__Work to do__. Find each line containing the string "polyester" and return it.

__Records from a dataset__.
|---|

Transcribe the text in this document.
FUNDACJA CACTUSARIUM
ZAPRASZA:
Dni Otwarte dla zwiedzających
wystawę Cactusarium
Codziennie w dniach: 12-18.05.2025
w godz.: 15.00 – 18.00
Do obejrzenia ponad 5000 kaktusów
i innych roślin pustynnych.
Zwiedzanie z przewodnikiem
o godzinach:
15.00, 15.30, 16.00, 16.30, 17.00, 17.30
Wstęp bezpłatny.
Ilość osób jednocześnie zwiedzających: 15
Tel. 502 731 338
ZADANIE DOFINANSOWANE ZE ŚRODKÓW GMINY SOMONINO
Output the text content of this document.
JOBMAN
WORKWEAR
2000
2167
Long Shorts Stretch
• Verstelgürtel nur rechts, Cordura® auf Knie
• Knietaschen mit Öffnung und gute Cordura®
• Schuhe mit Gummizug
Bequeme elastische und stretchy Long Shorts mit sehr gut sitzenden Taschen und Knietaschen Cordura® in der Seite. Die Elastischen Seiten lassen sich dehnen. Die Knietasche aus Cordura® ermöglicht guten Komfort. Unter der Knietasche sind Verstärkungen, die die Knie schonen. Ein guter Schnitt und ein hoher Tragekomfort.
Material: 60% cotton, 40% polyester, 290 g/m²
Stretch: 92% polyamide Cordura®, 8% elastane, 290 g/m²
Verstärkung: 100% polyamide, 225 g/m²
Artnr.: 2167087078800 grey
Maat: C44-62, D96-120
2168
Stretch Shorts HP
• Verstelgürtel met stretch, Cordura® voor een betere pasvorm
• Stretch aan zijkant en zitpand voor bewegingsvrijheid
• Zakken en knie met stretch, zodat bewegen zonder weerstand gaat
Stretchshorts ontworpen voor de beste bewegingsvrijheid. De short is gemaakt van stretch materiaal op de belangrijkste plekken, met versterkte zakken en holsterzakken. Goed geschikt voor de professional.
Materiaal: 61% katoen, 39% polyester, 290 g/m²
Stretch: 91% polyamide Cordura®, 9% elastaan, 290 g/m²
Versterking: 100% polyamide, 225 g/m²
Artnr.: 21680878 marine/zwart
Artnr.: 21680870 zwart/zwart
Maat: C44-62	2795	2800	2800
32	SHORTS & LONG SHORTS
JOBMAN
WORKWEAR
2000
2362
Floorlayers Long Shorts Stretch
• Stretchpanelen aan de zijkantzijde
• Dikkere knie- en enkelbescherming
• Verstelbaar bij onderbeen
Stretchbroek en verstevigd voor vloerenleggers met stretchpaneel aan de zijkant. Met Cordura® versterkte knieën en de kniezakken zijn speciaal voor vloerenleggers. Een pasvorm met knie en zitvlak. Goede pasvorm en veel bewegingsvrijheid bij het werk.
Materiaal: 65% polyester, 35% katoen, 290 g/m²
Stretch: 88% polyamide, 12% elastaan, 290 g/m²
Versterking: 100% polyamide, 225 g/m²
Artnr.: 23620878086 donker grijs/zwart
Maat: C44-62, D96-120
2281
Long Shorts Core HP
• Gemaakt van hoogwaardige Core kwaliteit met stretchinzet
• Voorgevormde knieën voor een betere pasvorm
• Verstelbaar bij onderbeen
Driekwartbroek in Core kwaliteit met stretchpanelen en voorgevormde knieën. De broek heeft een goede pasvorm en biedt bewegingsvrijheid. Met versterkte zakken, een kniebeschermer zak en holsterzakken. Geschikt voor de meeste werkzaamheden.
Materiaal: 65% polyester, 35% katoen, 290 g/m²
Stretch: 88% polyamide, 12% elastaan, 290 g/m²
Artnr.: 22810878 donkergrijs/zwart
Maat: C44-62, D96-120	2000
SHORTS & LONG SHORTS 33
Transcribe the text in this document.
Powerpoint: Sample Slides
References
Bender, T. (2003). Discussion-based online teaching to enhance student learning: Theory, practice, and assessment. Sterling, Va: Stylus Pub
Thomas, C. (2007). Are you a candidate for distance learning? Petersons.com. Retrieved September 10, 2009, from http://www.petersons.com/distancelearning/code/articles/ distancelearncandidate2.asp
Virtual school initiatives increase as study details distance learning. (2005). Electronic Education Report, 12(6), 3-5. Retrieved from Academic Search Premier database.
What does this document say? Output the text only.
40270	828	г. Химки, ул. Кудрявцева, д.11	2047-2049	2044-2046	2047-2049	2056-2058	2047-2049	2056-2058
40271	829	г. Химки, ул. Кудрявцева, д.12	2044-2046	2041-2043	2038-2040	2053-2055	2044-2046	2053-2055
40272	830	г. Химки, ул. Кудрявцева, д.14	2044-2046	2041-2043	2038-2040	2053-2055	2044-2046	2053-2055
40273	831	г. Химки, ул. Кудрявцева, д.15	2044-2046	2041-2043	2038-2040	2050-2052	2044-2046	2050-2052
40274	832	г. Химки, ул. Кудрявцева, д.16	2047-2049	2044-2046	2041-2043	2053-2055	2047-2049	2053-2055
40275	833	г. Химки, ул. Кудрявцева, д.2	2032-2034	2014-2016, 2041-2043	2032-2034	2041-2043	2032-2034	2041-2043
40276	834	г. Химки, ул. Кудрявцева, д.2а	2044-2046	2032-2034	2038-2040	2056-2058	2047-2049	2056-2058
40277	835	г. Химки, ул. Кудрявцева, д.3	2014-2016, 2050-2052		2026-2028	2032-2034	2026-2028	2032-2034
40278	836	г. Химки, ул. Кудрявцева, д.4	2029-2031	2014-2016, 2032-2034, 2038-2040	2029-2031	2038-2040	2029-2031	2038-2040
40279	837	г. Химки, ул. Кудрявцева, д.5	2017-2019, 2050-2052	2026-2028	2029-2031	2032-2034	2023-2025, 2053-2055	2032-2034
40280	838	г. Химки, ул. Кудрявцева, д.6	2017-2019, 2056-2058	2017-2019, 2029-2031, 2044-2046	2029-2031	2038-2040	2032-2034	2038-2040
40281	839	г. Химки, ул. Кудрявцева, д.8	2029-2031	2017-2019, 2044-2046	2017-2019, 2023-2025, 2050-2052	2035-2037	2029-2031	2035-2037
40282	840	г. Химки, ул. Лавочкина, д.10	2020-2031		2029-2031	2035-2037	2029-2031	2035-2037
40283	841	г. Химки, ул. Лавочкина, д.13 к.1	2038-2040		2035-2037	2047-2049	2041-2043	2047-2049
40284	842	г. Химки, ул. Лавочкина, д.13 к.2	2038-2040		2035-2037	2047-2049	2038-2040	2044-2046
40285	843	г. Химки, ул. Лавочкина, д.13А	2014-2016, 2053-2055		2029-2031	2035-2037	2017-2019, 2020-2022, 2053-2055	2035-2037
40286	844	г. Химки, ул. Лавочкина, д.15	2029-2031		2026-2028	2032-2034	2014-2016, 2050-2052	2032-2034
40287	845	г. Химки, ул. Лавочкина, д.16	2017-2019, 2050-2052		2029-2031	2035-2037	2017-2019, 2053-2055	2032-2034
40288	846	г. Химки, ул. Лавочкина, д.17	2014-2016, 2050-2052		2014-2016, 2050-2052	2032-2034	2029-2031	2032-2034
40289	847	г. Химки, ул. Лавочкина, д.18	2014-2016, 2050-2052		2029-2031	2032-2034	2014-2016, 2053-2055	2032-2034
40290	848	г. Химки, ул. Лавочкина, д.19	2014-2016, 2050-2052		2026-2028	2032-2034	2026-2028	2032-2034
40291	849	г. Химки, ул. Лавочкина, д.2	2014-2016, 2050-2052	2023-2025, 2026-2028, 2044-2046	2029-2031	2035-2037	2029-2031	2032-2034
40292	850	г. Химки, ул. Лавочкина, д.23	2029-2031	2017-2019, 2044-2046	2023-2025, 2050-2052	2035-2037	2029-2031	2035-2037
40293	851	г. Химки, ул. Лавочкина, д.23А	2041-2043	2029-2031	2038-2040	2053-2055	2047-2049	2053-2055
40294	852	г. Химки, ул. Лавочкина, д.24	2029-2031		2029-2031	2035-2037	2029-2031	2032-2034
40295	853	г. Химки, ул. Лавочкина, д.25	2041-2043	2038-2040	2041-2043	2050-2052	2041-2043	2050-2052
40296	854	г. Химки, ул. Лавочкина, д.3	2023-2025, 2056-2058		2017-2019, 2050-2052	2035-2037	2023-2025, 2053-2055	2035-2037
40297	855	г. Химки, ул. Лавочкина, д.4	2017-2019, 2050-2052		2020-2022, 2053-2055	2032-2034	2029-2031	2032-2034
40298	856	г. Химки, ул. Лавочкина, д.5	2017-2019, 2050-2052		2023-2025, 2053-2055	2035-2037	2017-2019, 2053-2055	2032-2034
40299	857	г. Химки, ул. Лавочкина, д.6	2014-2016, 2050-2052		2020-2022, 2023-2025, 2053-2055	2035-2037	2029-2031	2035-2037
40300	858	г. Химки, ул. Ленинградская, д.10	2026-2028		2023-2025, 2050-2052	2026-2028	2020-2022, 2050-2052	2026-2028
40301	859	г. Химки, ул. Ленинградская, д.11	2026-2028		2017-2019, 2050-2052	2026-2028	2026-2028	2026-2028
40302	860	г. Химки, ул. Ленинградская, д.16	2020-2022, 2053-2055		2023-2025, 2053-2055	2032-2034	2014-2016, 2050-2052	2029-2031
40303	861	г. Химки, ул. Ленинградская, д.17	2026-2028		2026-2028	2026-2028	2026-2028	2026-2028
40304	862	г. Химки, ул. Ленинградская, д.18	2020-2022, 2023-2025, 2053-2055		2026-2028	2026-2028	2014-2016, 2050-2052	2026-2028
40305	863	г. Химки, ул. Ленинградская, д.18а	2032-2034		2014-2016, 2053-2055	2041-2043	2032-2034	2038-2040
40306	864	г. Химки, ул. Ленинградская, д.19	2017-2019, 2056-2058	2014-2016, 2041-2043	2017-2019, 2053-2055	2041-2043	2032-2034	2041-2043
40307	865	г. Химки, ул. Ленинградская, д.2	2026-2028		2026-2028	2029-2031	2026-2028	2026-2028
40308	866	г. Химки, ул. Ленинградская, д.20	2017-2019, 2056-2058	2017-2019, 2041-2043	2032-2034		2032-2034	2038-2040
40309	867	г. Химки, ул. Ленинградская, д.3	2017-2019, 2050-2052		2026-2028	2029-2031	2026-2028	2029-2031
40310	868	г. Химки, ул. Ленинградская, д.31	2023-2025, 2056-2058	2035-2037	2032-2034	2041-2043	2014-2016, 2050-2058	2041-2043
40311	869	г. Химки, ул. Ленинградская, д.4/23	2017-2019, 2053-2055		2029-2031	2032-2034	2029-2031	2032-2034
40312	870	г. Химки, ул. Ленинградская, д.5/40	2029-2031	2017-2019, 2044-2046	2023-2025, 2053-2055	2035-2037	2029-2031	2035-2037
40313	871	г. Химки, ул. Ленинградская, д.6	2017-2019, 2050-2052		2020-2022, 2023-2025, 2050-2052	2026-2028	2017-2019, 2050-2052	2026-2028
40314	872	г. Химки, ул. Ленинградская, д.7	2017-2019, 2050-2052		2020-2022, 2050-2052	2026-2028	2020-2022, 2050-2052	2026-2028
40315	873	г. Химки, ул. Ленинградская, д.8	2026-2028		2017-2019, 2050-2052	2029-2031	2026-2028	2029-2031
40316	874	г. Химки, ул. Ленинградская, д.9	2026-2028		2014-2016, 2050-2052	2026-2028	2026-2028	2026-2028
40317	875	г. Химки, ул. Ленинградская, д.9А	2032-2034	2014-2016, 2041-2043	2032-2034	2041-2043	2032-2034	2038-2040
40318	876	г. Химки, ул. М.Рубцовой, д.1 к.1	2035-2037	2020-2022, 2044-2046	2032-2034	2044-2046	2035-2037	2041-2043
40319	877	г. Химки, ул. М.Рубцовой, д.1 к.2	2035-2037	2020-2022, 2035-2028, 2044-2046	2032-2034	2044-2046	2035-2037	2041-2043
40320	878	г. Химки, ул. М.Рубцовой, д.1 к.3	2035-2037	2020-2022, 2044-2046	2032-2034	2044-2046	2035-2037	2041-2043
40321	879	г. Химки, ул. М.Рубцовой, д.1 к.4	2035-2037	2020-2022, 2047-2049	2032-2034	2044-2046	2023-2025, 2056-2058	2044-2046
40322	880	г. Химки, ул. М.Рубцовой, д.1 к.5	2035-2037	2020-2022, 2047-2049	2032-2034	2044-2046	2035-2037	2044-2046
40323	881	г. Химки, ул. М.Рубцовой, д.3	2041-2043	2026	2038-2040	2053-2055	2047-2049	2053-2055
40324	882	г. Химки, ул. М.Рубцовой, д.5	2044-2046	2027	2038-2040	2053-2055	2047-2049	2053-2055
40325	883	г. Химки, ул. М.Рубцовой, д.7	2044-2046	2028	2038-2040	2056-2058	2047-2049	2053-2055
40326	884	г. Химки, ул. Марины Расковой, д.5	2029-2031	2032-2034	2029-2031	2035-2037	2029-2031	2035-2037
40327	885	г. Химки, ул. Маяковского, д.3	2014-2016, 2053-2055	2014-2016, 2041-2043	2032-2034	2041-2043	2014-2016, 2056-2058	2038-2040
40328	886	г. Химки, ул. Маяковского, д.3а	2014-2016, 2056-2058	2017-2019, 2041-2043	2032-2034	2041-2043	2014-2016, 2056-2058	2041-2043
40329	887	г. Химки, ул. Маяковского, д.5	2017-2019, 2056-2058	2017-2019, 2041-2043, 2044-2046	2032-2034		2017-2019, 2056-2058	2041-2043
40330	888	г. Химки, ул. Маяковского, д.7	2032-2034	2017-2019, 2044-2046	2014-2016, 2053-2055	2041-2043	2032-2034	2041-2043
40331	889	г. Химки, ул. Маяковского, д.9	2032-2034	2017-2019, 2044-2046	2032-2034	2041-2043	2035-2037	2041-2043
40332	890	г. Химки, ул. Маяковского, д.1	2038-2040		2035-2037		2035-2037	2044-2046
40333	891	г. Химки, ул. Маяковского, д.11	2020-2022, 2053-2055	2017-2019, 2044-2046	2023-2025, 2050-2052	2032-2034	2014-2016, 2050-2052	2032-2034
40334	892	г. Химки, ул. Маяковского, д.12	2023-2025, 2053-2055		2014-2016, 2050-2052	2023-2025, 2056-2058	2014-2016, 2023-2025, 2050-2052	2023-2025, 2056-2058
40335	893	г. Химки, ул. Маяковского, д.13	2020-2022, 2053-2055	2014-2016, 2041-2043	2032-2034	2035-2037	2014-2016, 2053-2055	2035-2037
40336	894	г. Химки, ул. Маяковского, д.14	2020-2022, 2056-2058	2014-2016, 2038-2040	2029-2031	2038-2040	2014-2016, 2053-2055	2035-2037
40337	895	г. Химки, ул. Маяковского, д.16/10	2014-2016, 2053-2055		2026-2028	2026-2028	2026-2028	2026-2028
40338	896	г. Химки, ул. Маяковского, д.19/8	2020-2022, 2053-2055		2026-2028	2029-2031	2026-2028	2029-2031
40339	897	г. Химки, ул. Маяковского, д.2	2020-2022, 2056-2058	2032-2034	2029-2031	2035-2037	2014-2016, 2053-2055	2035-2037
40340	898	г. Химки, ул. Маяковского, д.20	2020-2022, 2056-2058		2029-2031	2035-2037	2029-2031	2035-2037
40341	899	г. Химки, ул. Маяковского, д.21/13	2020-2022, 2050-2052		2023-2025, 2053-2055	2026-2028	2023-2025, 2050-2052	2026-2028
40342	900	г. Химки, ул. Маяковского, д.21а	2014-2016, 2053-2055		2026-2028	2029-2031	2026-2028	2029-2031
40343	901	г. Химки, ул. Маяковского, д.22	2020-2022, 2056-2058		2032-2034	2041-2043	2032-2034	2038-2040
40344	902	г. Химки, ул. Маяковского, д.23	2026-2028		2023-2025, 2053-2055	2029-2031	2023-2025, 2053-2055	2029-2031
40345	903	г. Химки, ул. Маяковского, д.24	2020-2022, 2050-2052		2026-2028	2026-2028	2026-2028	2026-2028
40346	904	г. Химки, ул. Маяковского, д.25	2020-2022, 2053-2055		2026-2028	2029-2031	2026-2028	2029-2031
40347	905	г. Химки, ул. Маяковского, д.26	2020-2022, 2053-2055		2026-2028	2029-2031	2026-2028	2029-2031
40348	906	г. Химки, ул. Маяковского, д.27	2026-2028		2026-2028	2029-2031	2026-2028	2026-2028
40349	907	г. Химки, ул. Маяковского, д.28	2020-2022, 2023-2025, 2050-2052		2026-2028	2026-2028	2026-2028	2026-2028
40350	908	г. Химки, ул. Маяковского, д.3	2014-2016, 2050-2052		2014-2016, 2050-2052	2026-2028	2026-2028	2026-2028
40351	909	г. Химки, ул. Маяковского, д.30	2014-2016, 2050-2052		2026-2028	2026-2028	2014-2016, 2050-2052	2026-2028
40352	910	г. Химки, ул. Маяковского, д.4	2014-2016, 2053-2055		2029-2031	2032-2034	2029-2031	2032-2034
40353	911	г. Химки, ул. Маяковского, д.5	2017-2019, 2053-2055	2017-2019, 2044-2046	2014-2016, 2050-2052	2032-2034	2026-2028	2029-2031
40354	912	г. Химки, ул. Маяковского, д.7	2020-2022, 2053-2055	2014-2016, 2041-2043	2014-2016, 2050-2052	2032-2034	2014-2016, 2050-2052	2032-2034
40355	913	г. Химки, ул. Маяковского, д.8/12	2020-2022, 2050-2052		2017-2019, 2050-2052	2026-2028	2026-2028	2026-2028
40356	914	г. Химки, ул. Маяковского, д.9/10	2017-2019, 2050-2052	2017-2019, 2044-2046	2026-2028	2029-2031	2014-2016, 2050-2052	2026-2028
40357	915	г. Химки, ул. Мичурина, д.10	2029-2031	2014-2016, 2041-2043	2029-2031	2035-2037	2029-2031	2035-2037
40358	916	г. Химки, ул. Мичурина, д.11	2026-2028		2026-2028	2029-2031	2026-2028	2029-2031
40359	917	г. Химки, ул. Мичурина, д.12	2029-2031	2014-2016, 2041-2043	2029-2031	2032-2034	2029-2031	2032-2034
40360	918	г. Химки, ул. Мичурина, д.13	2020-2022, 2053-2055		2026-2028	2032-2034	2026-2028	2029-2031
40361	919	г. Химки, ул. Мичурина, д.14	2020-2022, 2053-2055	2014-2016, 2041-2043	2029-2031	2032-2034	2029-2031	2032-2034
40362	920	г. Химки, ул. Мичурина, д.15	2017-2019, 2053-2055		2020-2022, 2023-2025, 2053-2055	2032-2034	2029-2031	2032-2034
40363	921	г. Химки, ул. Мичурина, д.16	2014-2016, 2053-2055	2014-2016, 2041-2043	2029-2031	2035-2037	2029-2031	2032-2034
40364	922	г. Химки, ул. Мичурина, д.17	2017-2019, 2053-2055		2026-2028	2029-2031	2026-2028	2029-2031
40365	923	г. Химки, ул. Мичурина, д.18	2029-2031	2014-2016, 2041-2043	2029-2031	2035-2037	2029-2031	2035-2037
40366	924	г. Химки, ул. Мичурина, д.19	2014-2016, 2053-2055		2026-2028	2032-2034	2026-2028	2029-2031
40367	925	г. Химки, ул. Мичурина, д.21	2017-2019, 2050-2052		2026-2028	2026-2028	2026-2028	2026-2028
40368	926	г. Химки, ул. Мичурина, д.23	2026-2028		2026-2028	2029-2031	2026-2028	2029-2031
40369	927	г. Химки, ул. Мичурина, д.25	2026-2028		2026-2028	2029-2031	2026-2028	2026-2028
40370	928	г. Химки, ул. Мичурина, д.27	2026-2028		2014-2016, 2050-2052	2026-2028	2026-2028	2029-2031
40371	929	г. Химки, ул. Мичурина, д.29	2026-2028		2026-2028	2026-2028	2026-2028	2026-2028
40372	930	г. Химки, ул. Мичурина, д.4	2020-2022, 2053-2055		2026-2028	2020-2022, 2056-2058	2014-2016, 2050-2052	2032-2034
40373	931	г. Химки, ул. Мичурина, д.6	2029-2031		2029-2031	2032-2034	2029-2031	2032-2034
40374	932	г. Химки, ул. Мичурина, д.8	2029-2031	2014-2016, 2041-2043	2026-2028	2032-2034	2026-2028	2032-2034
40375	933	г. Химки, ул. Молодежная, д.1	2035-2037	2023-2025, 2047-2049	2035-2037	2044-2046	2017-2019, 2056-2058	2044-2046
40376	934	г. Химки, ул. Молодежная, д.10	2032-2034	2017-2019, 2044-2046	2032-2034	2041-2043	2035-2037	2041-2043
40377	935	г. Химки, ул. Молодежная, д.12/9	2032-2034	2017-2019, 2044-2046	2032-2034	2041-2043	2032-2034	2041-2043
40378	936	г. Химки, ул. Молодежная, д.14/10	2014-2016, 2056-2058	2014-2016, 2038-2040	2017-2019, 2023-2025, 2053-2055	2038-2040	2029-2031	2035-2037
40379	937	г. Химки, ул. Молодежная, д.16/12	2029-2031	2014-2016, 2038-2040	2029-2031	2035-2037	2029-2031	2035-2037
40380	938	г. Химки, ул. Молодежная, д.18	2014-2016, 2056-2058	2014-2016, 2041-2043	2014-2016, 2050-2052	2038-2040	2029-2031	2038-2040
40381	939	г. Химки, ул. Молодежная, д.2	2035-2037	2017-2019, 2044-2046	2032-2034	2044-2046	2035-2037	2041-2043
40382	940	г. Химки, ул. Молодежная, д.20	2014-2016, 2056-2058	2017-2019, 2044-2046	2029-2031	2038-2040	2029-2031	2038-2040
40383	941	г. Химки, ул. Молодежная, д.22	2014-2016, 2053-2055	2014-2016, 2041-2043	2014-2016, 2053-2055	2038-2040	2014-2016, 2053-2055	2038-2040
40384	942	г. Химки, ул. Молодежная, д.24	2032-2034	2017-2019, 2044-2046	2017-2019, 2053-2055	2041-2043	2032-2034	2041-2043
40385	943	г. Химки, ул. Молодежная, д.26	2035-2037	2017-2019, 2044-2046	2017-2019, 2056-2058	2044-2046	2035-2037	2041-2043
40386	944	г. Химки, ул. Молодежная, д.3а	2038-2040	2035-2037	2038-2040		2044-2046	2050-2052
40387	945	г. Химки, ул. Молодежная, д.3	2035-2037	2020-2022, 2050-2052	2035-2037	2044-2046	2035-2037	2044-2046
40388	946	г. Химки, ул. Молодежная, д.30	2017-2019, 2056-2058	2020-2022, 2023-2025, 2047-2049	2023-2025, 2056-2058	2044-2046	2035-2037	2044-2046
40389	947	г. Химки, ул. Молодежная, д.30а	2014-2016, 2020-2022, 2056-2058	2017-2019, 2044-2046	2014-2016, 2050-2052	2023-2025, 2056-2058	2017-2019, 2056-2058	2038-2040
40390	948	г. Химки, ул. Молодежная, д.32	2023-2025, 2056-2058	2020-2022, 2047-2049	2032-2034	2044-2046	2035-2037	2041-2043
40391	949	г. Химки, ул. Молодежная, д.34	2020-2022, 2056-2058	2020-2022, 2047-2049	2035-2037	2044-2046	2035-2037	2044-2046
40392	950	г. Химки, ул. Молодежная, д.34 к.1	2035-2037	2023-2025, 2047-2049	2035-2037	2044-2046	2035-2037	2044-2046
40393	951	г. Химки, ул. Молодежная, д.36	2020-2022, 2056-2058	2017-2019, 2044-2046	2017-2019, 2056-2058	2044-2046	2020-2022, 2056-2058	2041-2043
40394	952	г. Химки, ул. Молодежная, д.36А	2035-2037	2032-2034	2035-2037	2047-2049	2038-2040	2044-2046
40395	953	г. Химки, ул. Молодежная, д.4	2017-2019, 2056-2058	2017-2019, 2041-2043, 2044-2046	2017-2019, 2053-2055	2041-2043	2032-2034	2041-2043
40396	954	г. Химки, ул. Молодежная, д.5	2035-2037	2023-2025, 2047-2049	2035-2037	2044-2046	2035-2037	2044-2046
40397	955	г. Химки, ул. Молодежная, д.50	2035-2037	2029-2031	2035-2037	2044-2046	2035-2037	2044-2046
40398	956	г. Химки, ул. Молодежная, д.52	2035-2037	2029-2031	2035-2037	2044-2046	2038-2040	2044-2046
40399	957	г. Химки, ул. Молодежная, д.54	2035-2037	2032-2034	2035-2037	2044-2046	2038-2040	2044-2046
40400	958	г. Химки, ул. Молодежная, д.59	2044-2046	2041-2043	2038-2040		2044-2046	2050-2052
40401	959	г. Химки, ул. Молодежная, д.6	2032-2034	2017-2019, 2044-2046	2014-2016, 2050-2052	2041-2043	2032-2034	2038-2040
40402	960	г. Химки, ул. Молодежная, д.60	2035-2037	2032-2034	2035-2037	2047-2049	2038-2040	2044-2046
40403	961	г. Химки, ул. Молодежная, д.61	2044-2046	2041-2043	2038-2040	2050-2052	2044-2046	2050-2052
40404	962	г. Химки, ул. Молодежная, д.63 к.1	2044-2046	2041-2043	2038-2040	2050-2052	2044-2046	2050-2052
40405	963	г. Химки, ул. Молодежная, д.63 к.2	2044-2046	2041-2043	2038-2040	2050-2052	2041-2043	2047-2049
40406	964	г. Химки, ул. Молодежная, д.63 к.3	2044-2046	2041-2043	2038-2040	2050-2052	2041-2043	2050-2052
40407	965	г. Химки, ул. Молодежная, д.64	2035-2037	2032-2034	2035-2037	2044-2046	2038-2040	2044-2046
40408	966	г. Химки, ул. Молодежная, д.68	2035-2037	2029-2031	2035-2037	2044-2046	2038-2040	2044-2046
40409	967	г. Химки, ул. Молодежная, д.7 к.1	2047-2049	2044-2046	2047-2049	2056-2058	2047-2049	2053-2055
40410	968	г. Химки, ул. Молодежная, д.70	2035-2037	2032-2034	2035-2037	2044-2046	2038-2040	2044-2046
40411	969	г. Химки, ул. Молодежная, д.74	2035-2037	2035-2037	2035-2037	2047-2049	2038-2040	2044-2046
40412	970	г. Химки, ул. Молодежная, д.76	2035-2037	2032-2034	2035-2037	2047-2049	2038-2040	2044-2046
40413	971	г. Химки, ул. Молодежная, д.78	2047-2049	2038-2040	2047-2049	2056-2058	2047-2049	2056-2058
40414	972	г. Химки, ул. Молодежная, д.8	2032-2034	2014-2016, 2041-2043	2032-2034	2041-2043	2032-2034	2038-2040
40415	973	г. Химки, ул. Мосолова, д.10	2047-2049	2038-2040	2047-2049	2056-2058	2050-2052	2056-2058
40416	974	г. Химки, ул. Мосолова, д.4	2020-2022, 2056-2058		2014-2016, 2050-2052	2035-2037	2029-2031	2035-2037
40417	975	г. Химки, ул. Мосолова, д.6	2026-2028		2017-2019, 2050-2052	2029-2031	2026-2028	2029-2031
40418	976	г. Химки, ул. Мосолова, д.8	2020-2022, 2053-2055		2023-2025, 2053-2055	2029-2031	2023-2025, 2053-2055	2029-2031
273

|---|

__Answer to this problem__.
Material: 60% cotton, 40% polyester, 290 g/m²
Materiaal: 61% katoen, 39% polyester, 290 g/m²
Materiaal: 65% polyester, 35% katoen, 290 g/m²
Materiaal: 65% polyester, 35% katoen, 290 g/m²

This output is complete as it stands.